Chuvas abundantes combinadas com o rápido degelo dos glaciares colocou quase um terço do Paquistão debaixo de água. Cerca de 33 milhões de pessoas ficaram com a vida virada do avesso e mais de 1400 morreram. Após visitar o país, o secretário-geral das Nações Unidas alertou para o contributo das alterações climáticas nos fenómenos extremos que devastam o Paquistão desde meados de junho. “Hoje no Paquistão, amanhã no seu país”, avisou António Guterres
Antes de ser nomeado secretário-geral das Nações Unidas, António Guterres liderou o Alto Comissariado da ONU para os Refugiados. Nessa qualidade, visitou locais tomados por grandes tragédias humanas — do Sudão do Sul à ilha de Lesbos, na Grécia.
Nada do que viu então é, porém, comparável ao que testemunhou há dias no Paquistão. “Já vi muitos desastres por todo o mundo, mas nunca vi uma carnificina climática a esta escala”, afirmou Guterres ao fim de dois dias no país.
Desde meados de junho que o Paquistão sofre chuvas de monção quase ininterruptas, seguidas de inundações repentinas e deslizamentos de terra. Estima-se que quase um terço do país tenha ficado submerso e que cerca de 33 milhões de pessoas andem ao deus-dará.

** Objetivo 1 **
No texto sobre as cheias no Paquistão, que organismo liderou António Guterres antes de ser nomeado secretário-geral das Nações Unidas?
** Objetivo 2 **
Prossiga o texto sobre as cheias no Paquistão a partir da última frase.

** Dados registados **
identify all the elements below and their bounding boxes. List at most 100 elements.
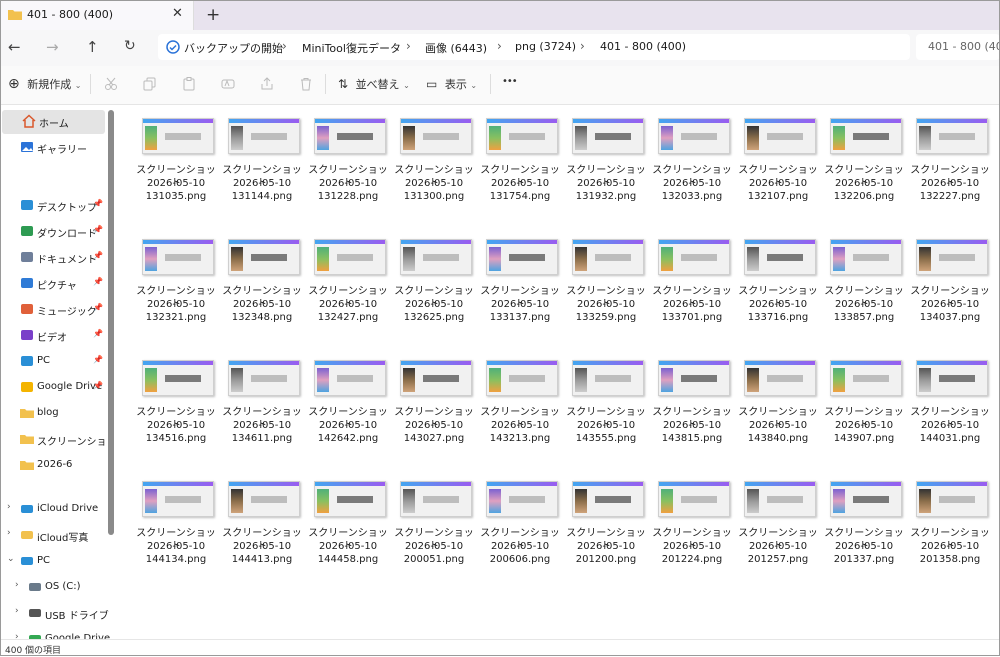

** Resultado 1 **
O Alto Comissariado da ONU para os Refugiados.

** Resultado 2 **
Uma razia na agricultura e na pecuária
Nos meses de julho e agosto, caiu no Paquistão 190% de chuva a mais do que a média dos últimos 30 anos. Na província de Sindh, no sul do país, choveu 466% a mais do que a média.
O dilúvio levou à frente casas, ruas e autoestradas, vias férreas, gado e campos de cultivo. Os prejuízos estão calculados em 30 mil milhões de euros.
“Hoje é no Paquistão, amanhã pode ser no seu país onde quer que viva. Esta é uma crise global”, apelou Guterres, “requer uma resposta global.”
Já morreram pelo menos 1400 pessoas, incluindo mais de 450 crianças. Estima-se que ter-se-ão perdido à volta de 700 mil cabeças de gado, o que coloca sobre o país a nuvem negra da insuficiência alimentar.
Lago de 100 km no meio do Paquistão
Às chuvas torrenciais junta-se o efeito do rápido degelo dos glaciares das montanhas a norte. Quer o governo do Paquistão, quer o secretário-geral da ONU insistiram no contributo das alterações climáticas e dos fenómenos extremos para esta tragédia.
Ironicamente, o Paquistão — com mais de 220 milhões de habitantes — contribuiu menos de 1% para as emissões globais de dióxido de carbono.
Numa conferência de imprensa ao lado de Guterres, em Islamabade, o ministro paquistanês dos Negócios Estrangeiros, Bilawal Bhutto-Zardari, foi a voz da impotência em relação ao desafio que o país tem pela frente.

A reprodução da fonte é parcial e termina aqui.